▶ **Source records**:
__________

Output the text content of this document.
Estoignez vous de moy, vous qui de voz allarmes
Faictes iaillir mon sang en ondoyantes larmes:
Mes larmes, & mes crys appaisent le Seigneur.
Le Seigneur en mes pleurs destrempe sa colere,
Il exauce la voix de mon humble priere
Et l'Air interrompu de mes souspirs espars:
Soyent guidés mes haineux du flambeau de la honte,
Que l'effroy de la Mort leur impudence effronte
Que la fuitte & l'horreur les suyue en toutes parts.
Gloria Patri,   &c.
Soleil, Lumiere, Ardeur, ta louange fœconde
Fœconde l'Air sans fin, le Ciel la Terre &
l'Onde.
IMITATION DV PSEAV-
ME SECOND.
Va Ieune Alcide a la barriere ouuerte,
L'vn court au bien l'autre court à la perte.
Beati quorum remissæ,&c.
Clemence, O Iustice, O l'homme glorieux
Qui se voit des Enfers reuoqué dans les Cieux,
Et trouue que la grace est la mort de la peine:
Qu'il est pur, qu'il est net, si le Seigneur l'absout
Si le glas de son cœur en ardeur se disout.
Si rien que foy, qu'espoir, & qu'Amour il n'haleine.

__________

▶ **Stated task**: Write out the entries above once more, without altering anything.

▶ **Response to the exercise**:
Output the text content of this document.
Estoignez vous de moy, vous qui de voz allarmes
Faictes iaillir mon sang en ondoyantes larmes:
Mes larmes, & mes crys appaisent le Seigneur.
Le Seigneur en mes pleurs destrempe sa colere,
Il exauce la voix de mon humble priere
Et l'Air interrompu de mes souspirs espars:
Soyent guidés mes haineux du flambeau de la honte,
Que l'effroy de la Mort leur impudence effronte
Que la fuitte & l'horreur les suyue en toutes parts.
Gloria Patri,   &c.
Soleil, Lumiere, Ardeur, ta louange fœconde
Fœconde l'Air sans fin, le Ciel la Terre &
l'Onde.
IMITATION DV PSEAV-
ME SECOND.
Va Ieune Alcide a la barriere ouuerte,
L'vn court au bien l'autre court à la perte.
Beati quorum remissæ,&c.
Clemence, O Iustice, O l'homme glorieux
Qui se voit des Enfers reuoqué dans les Cieux,
Et trouue que la grace est la mort de la peine:
Qu'il est pur, qu'il est net, si le Seigneur l'absout
Si le glas de son cœur en ardeur se disout.
Si rien que foy, qu'espoir, & qu'Amour il n'haleine.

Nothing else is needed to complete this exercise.